- Required work -
Pictures excluded, copy word for word the lines from the one holding "Transcribe the text in this document." through the last line below.
%%
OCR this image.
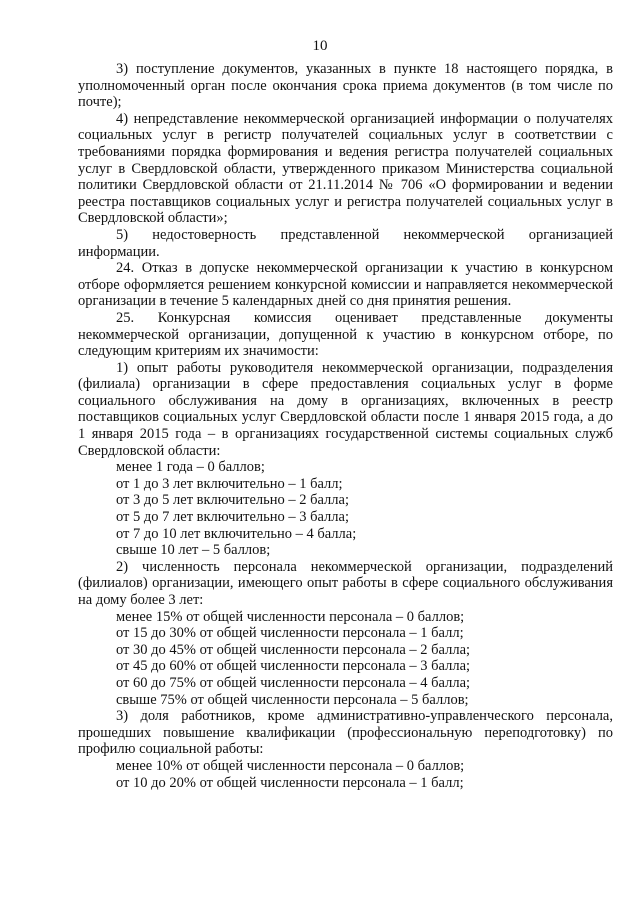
10

3) поступление документов, указанных в пункте 18 настоящего порядка, в уполномоченный орган после окончания срока приема документов (в том числе по почте);

4) непредставление некоммерческой организацией информации о получателях социальных услуг в регистр получателей социальных услуг в соответствии с требованиями порядка формирования и ведения регистра получателей социальных услуг в Свердловской области, утвержденного приказом Министерства социальной политики Свердловской области от 21.11.2014 № 706 «О формировании и ведении реестра поставщиков социальных услуг и регистра получателей социальных услуг в Свердловской области»;

5) недостоверность представленной некоммерческой организацией информации.

24. Отказ в допуске некоммерческой организации к участию в конкурсном отборе оформляется решением конкурсной комиссии и направляется некоммерческой организации в течение 5 календарных дней со дня принятия решения.

25. Конкурсная комиссия оценивает представленные документы некоммерческой организации, допущенной к участию в конкурсном отборе, по следующим критериям их значимости:

1) опыт работы руководителя некоммерческой организации, подразделения (филиала) организации в сфере предоставления социальных услуг в форме социального обслуживания на дому в организациях, включенных в реестр поставщиков социальных услуг Свердловской области после 1 января 2015 года, а до 1 января 2015 года – в организациях государственной системы социальных служб Свердловской области:

менее 1 года – 0 баллов;

от 1 до 3 лет включительно – 1 балл;

от 3 до 5 лет включительно – 2 балла;

от 5 до 7 лет включительно – 3 балла;

от 7 до 10 лет включительно – 4 балла;

свыше 10 лет – 5 баллов;

2) численность персонала некоммерческой организации, подразделений (филиалов) организации, имеющего опыт работы в сфере социального обслуживания на дому более 3 лет:

менее 15% от общей численности персонала – 0 баллов;

от 15 до 30% от общей численности персонала – 1 балл;

от 30 до 45% от общей численности персонала – 2 балла;

от 45 до 60% от общей численности персонала – 3 балла;

от 60 до 75% от общей численности персонала – 4 балла;

свыше 75% от общей численности персонала – 5 баллов;

3) доля работников, кроме административно-управленческого персонала, прошедших повышение квалификации (профессиональную переподготовку) по профилю социальной работы:

менее 10% от общей численности персонала – 0 баллов;

от 10 до 20% от общей численности персонала – 1 балл;
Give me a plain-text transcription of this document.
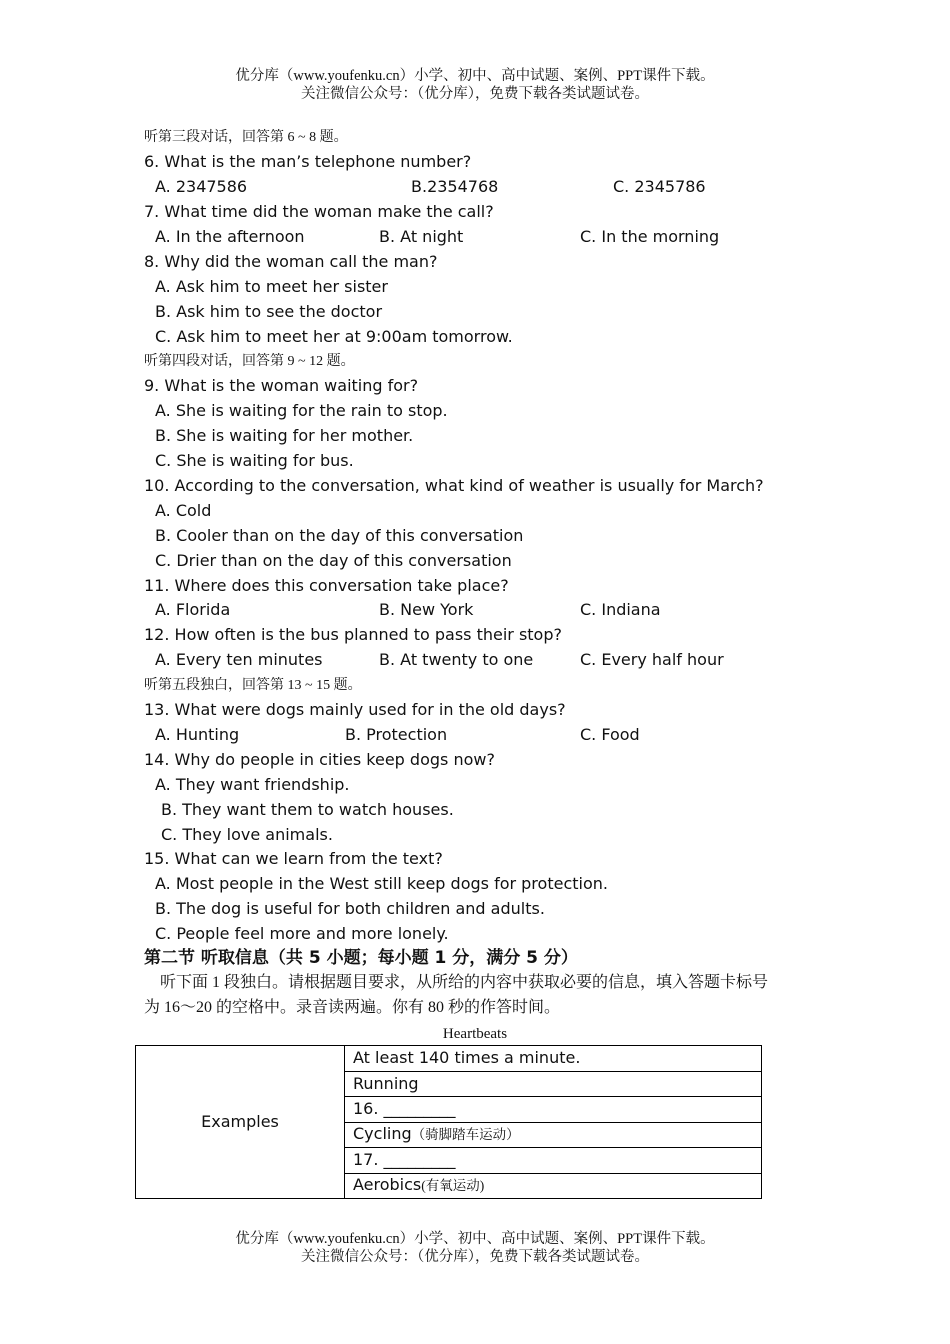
优分库（www.youfenku.cn）小学、初中、高中试题、案例、PPT课件下载。
关注微信公众号：（优分库），免费下载各类试题试卷。
听第三段对话，回答第 6 ~ 8 题。
6. What is the man’s telephone number?
A. 2347586	B.2354768	C. 2345786
7. What time did the woman make the call?
A. In the afternoon	B. At night	C. In the morning
8. Why did the woman call the man?
A. Ask him to meet her sister
B. Ask him to see the doctor
C. Ask him to meet her at 9:00am tomorrow.
听第四段对话，回答第 9 ~ 12 题。
9. What is the woman waiting for?
A. She is waiting for the rain to stop.
B. She is waiting for her mother.
C. She is waiting for bus.
10. According to the conversation, what kind of weather is usually for March?
A. Cold
B. Cooler than on the day of this conversation
C. Drier than on the day of this conversation
11. Where does this conversation take place?
A. Florida	B. New York	C. Indiana
12. How often is the bus planned to pass their stop?
A. Every ten minutes	B. At twenty to one	C. Every half hour
听第五段独白，回答第 13 ~ 15 题。
13. What were dogs mainly used for in the old days?
A. Hunting	B. Protection	C. Food
14. Why do people in cities keep dogs now?
A. They want friendship.
B. They want them to watch houses.
C. They love animals.
15. What can we learn from the text?
A. Most people in the West still keep dogs for protection.
B. The dog is useful for both children and adults.
C. People feel more and more lonely.
第二节 听取信息（共 5 小题；每小题 1 分，满分 5 分）
听下面 1 段独白。请根据题目要求，从所给的内容中获取必要的信息，填入答题卡标号
为 16～20 的空格中。录音读两遍。你有 80 秒的作答时间。
Heartbeats
Examples	At least 140 times a minute.
Running
16. _________
Cycling（骑脚踏车运动）
17. _________
Aerobics(有氧运动)
优分库（www.youfenku.cn）小学、初中、高中试题、案例、PPT课件下载。
关注微信公众号：（优分库），免费下载各类试题试卷。
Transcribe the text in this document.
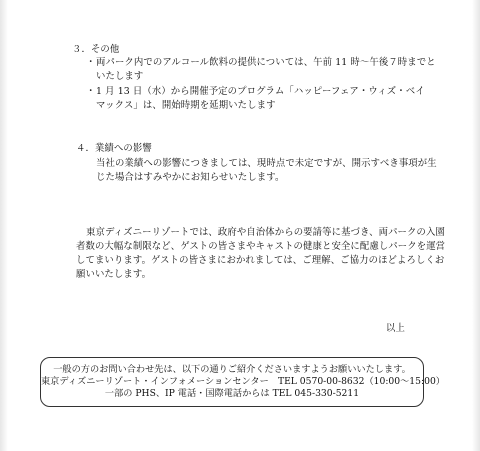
３．その他
・ 両パーク内でのアルコール飲料の提供については、午前 11 時～午後７時までと
いたします
・ 1 月 13 日（水）から開催予定のプログラム「ハッピーフェア・ウィズ・ベイ
マックス」は、開始時期を延期いたします
４．業績への影響
当社の業績への影響につきましては、現時点で未定ですが、開示すべき事項が生
じた場合はすみやかにお知らせいたします。
東京ディズニーリゾートでは、政府や自治体からの要請等に基づき、両パークの入園
者数の大幅な制限など、ゲストの皆さまやキャストの健康と安全に配慮しパークを運営
してまいります。ゲストの皆さまにおかれましては、ご理解、ご協力のほどよろしくお
願いいたします。
以上
一般の方のお問い合わせ先は、以下の通りご紹介くださいますようお願いいたします。
東京ディズニーリゾート・インフォメーションセンター　TEL 0570-00-8632（10:00～15:00）
一部の PHS、IP 電話・国際電話からは TEL 045-330-5211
%%
- Answer -
Transcribe the text in this document.
３．その他
・ 両パーク内でのアルコール飲料の提供については、午前 11 時～午後７時までと
いたします
・ 1 月 13 日（水）から開催予定のプログラム「ハッピーフェア・ウィズ・ベイ
マックス」は、開始時期を延期いたします
４．業績への影響
当社の業績への影響につきましては、現時点で未定ですが、開示すべき事項が生
じた場合はすみやかにお知らせいたします。
東京ディズニーリゾートでは、政府や自治体からの要請等に基づき、両パークの入園
者数の大幅な制限など、ゲストの皆さまやキャストの健康と安全に配慮しパークを運営
してまいります。ゲストの皆さまにおかれましては、ご理解、ご協力のほどよろしくお
願いいたします。
以上
一般の方のお問い合わせ先は、以下の通りご紹介くださいますようお願いいたします。
東京ディズニーリゾート・インフォメーションセンター　TEL 0570-00-8632（10:00～15:00）
一部の PHS、IP 電話・国際電話からは TEL 045-330-5211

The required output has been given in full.